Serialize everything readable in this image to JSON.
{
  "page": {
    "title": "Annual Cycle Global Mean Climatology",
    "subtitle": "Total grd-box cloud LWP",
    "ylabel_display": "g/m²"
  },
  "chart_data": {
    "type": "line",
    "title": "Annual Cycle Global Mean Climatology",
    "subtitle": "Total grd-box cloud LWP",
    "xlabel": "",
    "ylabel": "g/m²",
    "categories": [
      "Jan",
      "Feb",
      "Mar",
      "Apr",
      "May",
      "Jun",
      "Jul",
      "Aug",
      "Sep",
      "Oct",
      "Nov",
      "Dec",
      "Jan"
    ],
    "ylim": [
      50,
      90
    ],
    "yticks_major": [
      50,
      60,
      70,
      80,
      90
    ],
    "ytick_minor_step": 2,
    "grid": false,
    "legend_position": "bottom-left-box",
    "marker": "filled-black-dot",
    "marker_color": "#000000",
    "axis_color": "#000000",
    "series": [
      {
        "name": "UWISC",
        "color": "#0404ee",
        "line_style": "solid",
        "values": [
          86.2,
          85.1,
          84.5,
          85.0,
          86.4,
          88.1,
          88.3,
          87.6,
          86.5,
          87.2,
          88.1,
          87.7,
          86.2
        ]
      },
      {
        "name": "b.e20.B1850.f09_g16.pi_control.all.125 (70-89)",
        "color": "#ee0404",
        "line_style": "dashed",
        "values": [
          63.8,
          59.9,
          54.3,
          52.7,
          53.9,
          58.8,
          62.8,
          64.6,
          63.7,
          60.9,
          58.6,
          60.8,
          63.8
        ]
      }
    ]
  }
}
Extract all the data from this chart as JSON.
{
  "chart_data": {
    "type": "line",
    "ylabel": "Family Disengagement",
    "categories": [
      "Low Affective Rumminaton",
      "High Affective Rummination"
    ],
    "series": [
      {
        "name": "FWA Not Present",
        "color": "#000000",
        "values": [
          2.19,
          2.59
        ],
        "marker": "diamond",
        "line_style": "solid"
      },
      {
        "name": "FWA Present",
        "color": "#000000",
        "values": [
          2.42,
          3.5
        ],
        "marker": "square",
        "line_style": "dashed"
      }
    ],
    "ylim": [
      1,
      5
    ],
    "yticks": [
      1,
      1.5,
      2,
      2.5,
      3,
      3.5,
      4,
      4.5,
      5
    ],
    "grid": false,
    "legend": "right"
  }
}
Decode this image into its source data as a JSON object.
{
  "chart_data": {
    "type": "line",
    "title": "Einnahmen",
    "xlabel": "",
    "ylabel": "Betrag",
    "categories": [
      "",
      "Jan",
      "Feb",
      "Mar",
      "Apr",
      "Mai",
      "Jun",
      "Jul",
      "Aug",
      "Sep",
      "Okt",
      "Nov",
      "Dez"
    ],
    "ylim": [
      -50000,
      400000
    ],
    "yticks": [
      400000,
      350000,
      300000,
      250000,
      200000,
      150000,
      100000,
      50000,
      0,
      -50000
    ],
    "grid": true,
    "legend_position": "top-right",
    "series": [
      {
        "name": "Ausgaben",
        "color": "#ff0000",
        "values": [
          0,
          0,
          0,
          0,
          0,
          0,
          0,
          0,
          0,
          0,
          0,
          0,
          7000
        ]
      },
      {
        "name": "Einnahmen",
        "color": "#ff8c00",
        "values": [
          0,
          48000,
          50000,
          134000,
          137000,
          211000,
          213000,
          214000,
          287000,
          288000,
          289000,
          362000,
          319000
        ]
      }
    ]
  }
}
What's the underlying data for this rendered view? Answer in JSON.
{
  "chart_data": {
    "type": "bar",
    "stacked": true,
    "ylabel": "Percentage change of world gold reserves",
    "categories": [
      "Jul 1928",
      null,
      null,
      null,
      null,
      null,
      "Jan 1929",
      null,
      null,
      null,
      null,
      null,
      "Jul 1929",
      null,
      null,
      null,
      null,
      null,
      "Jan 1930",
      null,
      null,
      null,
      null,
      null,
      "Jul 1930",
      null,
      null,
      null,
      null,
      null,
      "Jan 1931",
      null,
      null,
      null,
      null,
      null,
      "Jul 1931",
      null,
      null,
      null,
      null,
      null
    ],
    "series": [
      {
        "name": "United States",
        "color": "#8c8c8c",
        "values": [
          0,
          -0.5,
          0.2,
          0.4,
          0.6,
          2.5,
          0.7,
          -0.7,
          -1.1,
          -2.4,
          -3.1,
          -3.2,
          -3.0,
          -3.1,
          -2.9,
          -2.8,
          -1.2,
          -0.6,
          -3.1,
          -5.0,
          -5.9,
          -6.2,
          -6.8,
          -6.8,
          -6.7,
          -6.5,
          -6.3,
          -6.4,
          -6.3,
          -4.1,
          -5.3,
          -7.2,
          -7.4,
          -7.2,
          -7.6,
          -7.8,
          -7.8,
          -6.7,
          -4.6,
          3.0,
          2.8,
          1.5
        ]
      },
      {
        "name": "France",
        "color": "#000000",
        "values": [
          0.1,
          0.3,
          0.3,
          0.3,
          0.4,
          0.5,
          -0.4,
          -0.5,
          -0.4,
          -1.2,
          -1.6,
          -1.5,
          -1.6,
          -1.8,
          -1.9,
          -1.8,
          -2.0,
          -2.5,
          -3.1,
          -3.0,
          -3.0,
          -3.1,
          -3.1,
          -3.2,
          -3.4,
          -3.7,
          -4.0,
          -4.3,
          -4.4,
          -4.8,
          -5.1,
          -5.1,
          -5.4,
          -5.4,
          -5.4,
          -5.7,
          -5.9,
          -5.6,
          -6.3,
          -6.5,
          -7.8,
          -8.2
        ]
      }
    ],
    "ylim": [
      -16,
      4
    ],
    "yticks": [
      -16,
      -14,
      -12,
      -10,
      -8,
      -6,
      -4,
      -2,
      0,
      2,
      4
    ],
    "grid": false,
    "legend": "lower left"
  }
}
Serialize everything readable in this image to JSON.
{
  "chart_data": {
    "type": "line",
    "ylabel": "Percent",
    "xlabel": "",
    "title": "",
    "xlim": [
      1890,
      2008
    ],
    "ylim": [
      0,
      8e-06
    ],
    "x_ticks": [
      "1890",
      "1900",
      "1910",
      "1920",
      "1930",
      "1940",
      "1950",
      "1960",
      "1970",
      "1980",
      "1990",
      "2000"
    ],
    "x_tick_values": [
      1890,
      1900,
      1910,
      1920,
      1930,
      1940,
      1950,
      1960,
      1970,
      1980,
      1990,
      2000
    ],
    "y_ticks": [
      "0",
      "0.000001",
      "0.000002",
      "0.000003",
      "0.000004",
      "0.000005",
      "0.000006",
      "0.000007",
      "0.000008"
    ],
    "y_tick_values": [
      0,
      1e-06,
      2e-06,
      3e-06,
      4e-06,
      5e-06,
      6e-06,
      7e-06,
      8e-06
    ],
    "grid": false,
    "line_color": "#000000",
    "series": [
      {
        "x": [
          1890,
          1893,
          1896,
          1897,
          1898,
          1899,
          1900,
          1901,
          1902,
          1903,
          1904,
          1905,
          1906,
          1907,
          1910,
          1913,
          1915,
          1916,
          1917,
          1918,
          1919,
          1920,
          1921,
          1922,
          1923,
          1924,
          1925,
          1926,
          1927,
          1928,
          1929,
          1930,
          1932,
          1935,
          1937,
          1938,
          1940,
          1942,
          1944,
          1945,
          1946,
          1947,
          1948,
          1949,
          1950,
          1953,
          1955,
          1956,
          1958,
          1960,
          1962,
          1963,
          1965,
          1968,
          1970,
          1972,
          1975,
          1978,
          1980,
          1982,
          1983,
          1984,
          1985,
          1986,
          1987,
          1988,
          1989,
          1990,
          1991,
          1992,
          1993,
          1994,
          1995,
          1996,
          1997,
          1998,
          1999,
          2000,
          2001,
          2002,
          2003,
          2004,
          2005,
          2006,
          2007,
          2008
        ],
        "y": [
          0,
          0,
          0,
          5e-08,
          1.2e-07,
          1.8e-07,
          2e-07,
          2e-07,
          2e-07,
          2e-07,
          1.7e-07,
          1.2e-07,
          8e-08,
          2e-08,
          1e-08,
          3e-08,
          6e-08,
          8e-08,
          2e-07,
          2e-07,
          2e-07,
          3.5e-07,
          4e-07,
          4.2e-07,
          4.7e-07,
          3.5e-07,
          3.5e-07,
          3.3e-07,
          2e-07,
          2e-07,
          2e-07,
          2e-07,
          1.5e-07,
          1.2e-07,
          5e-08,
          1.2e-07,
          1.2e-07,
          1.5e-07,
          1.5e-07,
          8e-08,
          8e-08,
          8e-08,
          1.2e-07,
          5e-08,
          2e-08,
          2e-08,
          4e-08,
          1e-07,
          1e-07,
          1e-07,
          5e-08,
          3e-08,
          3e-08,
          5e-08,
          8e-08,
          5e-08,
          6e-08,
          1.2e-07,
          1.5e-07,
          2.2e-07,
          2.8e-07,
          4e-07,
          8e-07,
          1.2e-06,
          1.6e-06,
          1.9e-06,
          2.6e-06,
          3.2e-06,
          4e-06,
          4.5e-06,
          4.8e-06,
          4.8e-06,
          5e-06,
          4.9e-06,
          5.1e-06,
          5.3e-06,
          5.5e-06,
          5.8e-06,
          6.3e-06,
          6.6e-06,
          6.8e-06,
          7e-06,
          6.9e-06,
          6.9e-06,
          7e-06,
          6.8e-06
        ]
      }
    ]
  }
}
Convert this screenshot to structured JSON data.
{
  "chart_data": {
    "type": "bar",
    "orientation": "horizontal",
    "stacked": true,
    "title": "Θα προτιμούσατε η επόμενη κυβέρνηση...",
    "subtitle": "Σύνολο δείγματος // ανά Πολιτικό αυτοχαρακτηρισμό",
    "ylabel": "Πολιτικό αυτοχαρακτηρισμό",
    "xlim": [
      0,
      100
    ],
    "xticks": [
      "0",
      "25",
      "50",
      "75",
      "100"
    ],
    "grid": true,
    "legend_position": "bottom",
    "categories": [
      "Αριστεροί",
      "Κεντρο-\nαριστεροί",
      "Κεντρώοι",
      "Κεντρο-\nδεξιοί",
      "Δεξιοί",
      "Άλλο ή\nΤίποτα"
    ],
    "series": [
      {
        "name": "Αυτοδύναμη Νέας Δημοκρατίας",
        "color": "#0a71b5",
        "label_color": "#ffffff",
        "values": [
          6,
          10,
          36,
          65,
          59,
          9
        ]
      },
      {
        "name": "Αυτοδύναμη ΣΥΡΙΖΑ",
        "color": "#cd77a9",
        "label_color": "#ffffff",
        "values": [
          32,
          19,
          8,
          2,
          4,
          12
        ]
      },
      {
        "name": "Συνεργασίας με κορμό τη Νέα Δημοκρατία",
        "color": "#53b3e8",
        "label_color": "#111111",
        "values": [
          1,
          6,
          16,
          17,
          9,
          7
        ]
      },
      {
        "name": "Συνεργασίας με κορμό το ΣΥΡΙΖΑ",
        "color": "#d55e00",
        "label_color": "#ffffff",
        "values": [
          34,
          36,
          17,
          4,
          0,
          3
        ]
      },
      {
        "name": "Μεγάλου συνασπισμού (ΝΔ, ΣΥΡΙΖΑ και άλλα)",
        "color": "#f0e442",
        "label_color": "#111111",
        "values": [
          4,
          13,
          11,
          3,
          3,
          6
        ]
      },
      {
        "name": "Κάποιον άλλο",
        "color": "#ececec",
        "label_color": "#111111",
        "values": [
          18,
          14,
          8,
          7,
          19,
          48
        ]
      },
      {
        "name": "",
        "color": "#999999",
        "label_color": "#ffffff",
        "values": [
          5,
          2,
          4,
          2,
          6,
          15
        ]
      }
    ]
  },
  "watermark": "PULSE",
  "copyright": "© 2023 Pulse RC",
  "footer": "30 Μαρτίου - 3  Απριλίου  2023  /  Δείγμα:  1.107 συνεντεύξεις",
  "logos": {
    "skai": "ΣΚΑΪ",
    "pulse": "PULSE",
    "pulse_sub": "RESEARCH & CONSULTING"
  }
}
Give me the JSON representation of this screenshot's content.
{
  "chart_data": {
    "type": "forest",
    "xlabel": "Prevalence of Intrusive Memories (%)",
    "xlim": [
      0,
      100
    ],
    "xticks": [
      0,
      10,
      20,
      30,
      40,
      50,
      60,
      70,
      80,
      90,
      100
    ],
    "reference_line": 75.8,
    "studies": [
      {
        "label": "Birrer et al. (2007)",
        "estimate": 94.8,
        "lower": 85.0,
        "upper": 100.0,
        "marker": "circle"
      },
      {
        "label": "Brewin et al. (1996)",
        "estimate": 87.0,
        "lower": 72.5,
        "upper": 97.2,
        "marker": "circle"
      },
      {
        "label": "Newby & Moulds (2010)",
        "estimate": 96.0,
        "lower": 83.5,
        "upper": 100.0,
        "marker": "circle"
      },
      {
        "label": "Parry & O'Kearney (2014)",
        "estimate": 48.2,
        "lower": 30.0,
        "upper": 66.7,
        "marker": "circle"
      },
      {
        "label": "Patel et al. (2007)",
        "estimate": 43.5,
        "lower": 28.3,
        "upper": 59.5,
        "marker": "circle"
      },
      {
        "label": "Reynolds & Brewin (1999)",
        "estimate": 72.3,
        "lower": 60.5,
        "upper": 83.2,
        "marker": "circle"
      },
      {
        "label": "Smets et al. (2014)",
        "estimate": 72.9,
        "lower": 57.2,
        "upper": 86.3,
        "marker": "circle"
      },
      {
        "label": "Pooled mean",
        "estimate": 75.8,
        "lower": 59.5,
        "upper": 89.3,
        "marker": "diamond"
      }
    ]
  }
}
****************************************
▸ **Task goal**
Where a line contains the string "Affective", extract that line.

▸ **The reply**
      "Low Affective Rumminaton",
      "High Affective Rummination"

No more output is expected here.